| BRIEF |
Exact transcription of the following records is needed, with every picture dropped.

Stored entries
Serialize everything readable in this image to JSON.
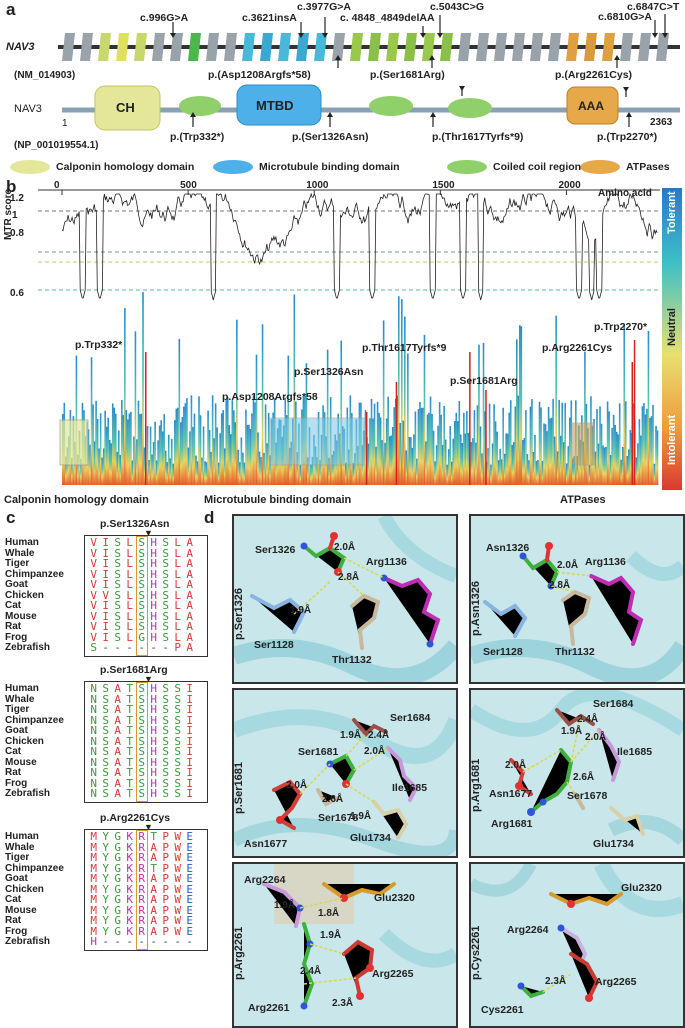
{
  "panel_a": {
    "label": "a",
    "gene": "NAV3",
    "transcript": "(NM_014903)",
    "protein_name": "NAV3",
    "protein_id": "(NP_001019554.1)",
    "start": "1",
    "end": "2363",
    "dna_mutations": [
      "c.996G>A",
      "c.3621insA",
      "c.3977G>A",
      "c. 4848_4849delAA",
      "c.5043C>G",
      "c.6847C>T",
      "c.6810G>A"
    ],
    "protein_mut_top": [
      "p.(Asp1208Argfs*58)",
      "p.(Ser1681Arg)",
      "p.(Arg2261Cys)"
    ],
    "protein_mut_bottom": [
      "p.(Trp332*)",
      "p.(Ser1326Asn)",
      "p.(Thr1617Tyrfs*9)",
      "p.(Trp2270*)"
    ],
    "domains": {
      "ch": "CH",
      "mtbd": "MTBD",
      "aaa": "AAA"
    },
    "legend": [
      {
        "label": "Calponin homology domain",
        "color": "#e4e79a"
      },
      {
        "label": "Microtubule binding domain",
        "color": "#4db0e8"
      },
      {
        "label": "Coiled coil region",
        "color": "#8fd06a"
      },
      {
        "label": "ATPases",
        "color": "#e7a84a"
      }
    ]
  },
  "panel_b": {
    "label": "b",
    "axis_title": "Amino acid",
    "ylabel": "MTR score",
    "scale_labels": {
      "top": "Tolerant",
      "mid": "Neutral",
      "bottom": "Intolerant"
    },
    "domain_labels": [
      "Calponin homology domain",
      "Microtubule binding domain",
      "ATPases"
    ],
    "mutation_labels": [
      "p.Trp332*",
      "p.Asp1208Argfs*58",
      "p.Ser1326Asn",
      "p.Thr1617Tyrfs*9",
      "p.Ser1681Arg",
      "p.Arg2261Cys",
      "p.Trp2270*"
    ]
  },
  "chart_data": {
    "type": "line",
    "xlabel": "Amino acid",
    "ylabel": "MTR score",
    "x_ticks": [
      0,
      500,
      1000,
      1500,
      2000
    ],
    "y_ticks": [
      0.6,
      0.8,
      1.0,
      1.2
    ],
    "xlim": [
      0,
      2363
    ],
    "mutation_positions": [
      {
        "label": "p.Trp332*",
        "x": 332
      },
      {
        "label": "p.Asp1208Argfs*58",
        "x": 1208
      },
      {
        "label": "p.Ser1326Asn",
        "x": 1326
      },
      {
        "label": "p.Thr1617Tyrfs*9",
        "x": 1617
      },
      {
        "label": "p.Ser1681Arg",
        "x": 1681
      },
      {
        "label": "p.Arg2261Cys",
        "x": 2261
      },
      {
        "label": "p.Trp2270*",
        "x": 2270
      }
    ]
  },
  "panel_c": {
    "label": "c",
    "species": [
      "Human",
      "Whale",
      "Tiger",
      "Chimpanzee",
      "Goat",
      "Chicken",
      "Cat",
      "Mouse",
      "Rat",
      "Frog",
      "Zebrafish"
    ],
    "blocks": [
      {
        "title": "p.Ser1326Asn",
        "rows": [
          "VISLSHSLA",
          "VISLSHSLA",
          "VISLSHSLA",
          "VISLSHSLA",
          "VISLSHSLA",
          "VVSLSHSLA",
          "VISLSHSLA",
          "VISLSHSLA",
          "VISLSHSLA",
          "VISLGHSLA",
          "S------PA"
        ]
      },
      {
        "title": "p.Ser1681Arg",
        "rows": [
          "NSATSHSSI",
          "NSATSHSSI",
          "NSATSHSSI",
          "NSATSHSSI",
          "NSATSHSSI",
          "NSATSHSSI",
          "NSATSHSSI",
          "NSATSHSSI",
          "NSATSHSSI",
          "NSATSHSSI",
          "NSATSHSSI"
        ]
      },
      {
        "title": "p.Arg2261Cys",
        "rows": [
          "MYGKRTPWE",
          "MYGKRAPWE",
          "MYGKRAPWE",
          "MYGKRTPWE",
          "MYGKRAPWE",
          "MYGKRAPWE",
          "MYGKRAPWE",
          "MYGKRAPWE",
          "MYGKRAPWE",
          "MYGKRAPWE",
          "H--------"
        ]
      }
    ]
  },
  "panel_d": {
    "label": "d",
    "panels": [
      {
        "side": "p.Ser1326",
        "residues": [
          "Ser1326",
          "Arg1136",
          "Ser1128",
          "Thr1132"
        ],
        "distances": [
          "2.0Å",
          "2.8Å",
          "1.9Å"
        ]
      },
      {
        "side": "p.Asn1326",
        "residues": [
          "Asn1326",
          "Arg1136",
          "Ser1128",
          "Thr1132"
        ],
        "distances": [
          "2.0Å",
          "2.8Å"
        ]
      },
      {
        "side": "p.Ser1681",
        "residues": [
          "Ser1684",
          "Ser1681",
          "Ile1685",
          "Asn1677",
          "Ser1678",
          "Glu1734"
        ],
        "distances": [
          "1.9Å",
          "2.4Å",
          "2.0Å",
          "2.0Å",
          "2.6Å",
          "1.9Å"
        ]
      },
      {
        "side": "p.Arg1681",
        "residues": [
          "Ser1684",
          "Ile1685",
          "Asn1677",
          "Ser1678",
          "Arg1681",
          "Glu1734"
        ],
        "distances": [
          "2.4Å",
          "1.9Å",
          "2.0Å",
          "2.0Å",
          "2.6Å"
        ]
      },
      {
        "side": "p.Arg2261",
        "residues": [
          "Arg2264",
          "Glu2320",
          "Arg2265",
          "Arg2261"
        ],
        "distances": [
          "1.9Å",
          "1.8Å",
          "1.9Å",
          "2.4Å",
          "2.3Å"
        ]
      },
      {
        "side": "p.Cys2261",
        "residues": [
          "Glu2320",
          "Arg2264",
          "Arg2265",
          "Cys2261"
        ],
        "distances": [
          "2.3Å"
        ]
      }
    ]
  }
}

| REPLY |
Serialize everything readable in this image to JSON.
{
  "panel_a": {
    "label": "a",
    "gene": "NAV3",
    "transcript": "(NM_014903)",
    "protein_name": "NAV3",
    "protein_id": "(NP_001019554.1)",
    "start": "1",
    "end": "2363",
    "dna_mutations": [
      "c.996G>A",
      "c.3621insA",
      "c.3977G>A",
      "c. 4848_4849delAA",
      "c.5043C>G",
      "c.6847C>T",
      "c.6810G>A"
    ],
    "protein_mut_top": [
      "p.(Asp1208Argfs*58)",
      "p.(Ser1681Arg)",
      "p.(Arg2261Cys)"
    ],
    "protein_mut_bottom": [
      "p.(Trp332*)",
      "p.(Ser1326Asn)",
      "p.(Thr1617Tyrfs*9)",
      "p.(Trp2270*)"
    ],
    "domains": {
      "ch": "CH",
      "mtbd": "MTBD",
      "aaa": "AAA"
    },
    "legend": [
      {
        "label": "Calponin homology domain",
        "color": "#e4e79a"
      },
      {
        "label": "Microtubule binding domain",
        "color": "#4db0e8"
      },
      {
        "label": "Coiled coil region",
        "color": "#8fd06a"
      },
      {
        "label": "ATPases",
        "color": "#e7a84a"
      }
    ]
  },
  "panel_b": {
    "label": "b",
    "axis_title": "Amino acid",
    "ylabel": "MTR score",
    "scale_labels": {
      "top": "Tolerant",
      "mid": "Neutral",
      "bottom": "Intolerant"
    },
    "domain_labels": [
      "Calponin homology domain",
      "Microtubule binding domain",
      "ATPases"
    ],
    "mutation_labels": [
      "p.Trp332*",
      "p.Asp1208Argfs*58",
      "p.Ser1326Asn",
      "p.Thr1617Tyrfs*9",
      "p.Ser1681Arg",
      "p.Arg2261Cys",
      "p.Trp2270*"
    ]
  },
  "chart_data": {
    "type": "line",
    "xlabel": "Amino acid",
    "ylabel": "MTR score",
    "x_ticks": [
      0,
      500,
      1000,
      1500,
      2000
    ],
    "y_ticks": [
      0.6,
      0.8,
      1.0,
      1.2
    ],
    "xlim": [
      0,
      2363
    ],
    "mutation_positions": [
      {
        "label": "p.Trp332*",
        "x": 332
      },
      {
        "label": "p.Asp1208Argfs*58",
        "x": 1208
      },
      {
        "label": "p.Ser1326Asn",
        "x": 1326
      },
      {
        "label": "p.Thr1617Tyrfs*9",
        "x": 1617
      },
      {
        "label": "p.Ser1681Arg",
        "x": 1681
      },
      {
        "label": "p.Arg2261Cys",
        "x": 2261
      },
      {
        "label": "p.Trp2270*",
        "x": 2270
      }
    ]
  },
  "panel_c": {
    "label": "c",
    "species": [
      "Human",
      "Whale",
      "Tiger",
      "Chimpanzee",
      "Goat",
      "Chicken",
      "Cat",
      "Mouse",
      "Rat",
      "Frog",
      "Zebrafish"
    ],
    "blocks": [
      {
        "title": "p.Ser1326Asn",
        "rows": [
          "VISLSHSLA",
          "VISLSHSLA",
          "VISLSHSLA",
          "VISLSHSLA",
          "VISLSHSLA",
          "VVSLSHSLA",
          "VISLSHSLA",
          "VISLSHSLA",
          "VISLSHSLA",
          "VISLGHSLA",
          "S------PA"
        ]
      },
      {
        "title": "p.Ser1681Arg",
        "rows": [
          "NSATSHSSI",
          "NSATSHSSI",
          "NSATSHSSI",
          "NSATSHSSI",
          "NSATSHSSI",
          "NSATSHSSI",
          "NSATSHSSI",
          "NSATSHSSI",
          "NSATSHSSI",
          "NSATSHSSI",
          "NSATSHSSI"
        ]
      },
      {
        "title": "p.Arg2261Cys",
        "rows": [
          "MYGKRTPWE",
          "MYGKRAPWE",
          "MYGKRAPWE",
          "MYGKRTPWE",
          "MYGKRAPWE",
          "MYGKRAPWE",
          "MYGKRAPWE",
          "MYGKRAPWE",
          "MYGKRAPWE",
          "MYGKRAPWE",
          "H--------"
        ]
      }
    ]
  },
  "panel_d": {
    "label": "d",
    "panels": [
      {
        "side": "p.Ser1326",
        "residues": [
          "Ser1326",
          "Arg1136",
          "Ser1128",
          "Thr1132"
        ],
        "distances": [
          "2.0Å",
          "2.8Å",
          "1.9Å"
        ]
      },
      {
        "side": "p.Asn1326",
        "residues": [
          "Asn1326",
          "Arg1136",
          "Ser1128",
          "Thr1132"
        ],
        "distances": [
          "2.0Å",
          "2.8Å"
        ]
      },
      {
        "side": "p.Ser1681",
        "residues": [
          "Ser1684",
          "Ser1681",
          "Ile1685",
          "Asn1677",
          "Ser1678",
          "Glu1734"
        ],
        "distances": [
          "1.9Å",
          "2.4Å",
          "2.0Å",
          "2.0Å",
          "2.6Å",
          "1.9Å"
        ]
      },
      {
        "side": "p.Arg1681",
        "residues": [
          "Ser1684",
          "Ile1685",
          "Asn1677",
          "Ser1678",
          "Arg1681",
          "Glu1734"
        ],
        "distances": [
          "2.4Å",
          "1.9Å",
          "2.0Å",
          "2.0Å",
          "2.6Å"
        ]
      },
      {
        "side": "p.Arg2261",
        "residues": [
          "Arg2264",
          "Glu2320",
          "Arg2265",
          "Arg2261"
        ],
        "distances": [
          "1.9Å",
          "1.8Å",
          "1.9Å",
          "2.4Å",
          "2.3Å"
        ]
      },
      {
        "side": "p.Cys2261",
        "residues": [
          "Glu2320",
          "Arg2264",
          "Arg2265",
          "Cys2261"
        ],
        "distances": [
          "2.3Å"
        ]
      }
    ]
  }
}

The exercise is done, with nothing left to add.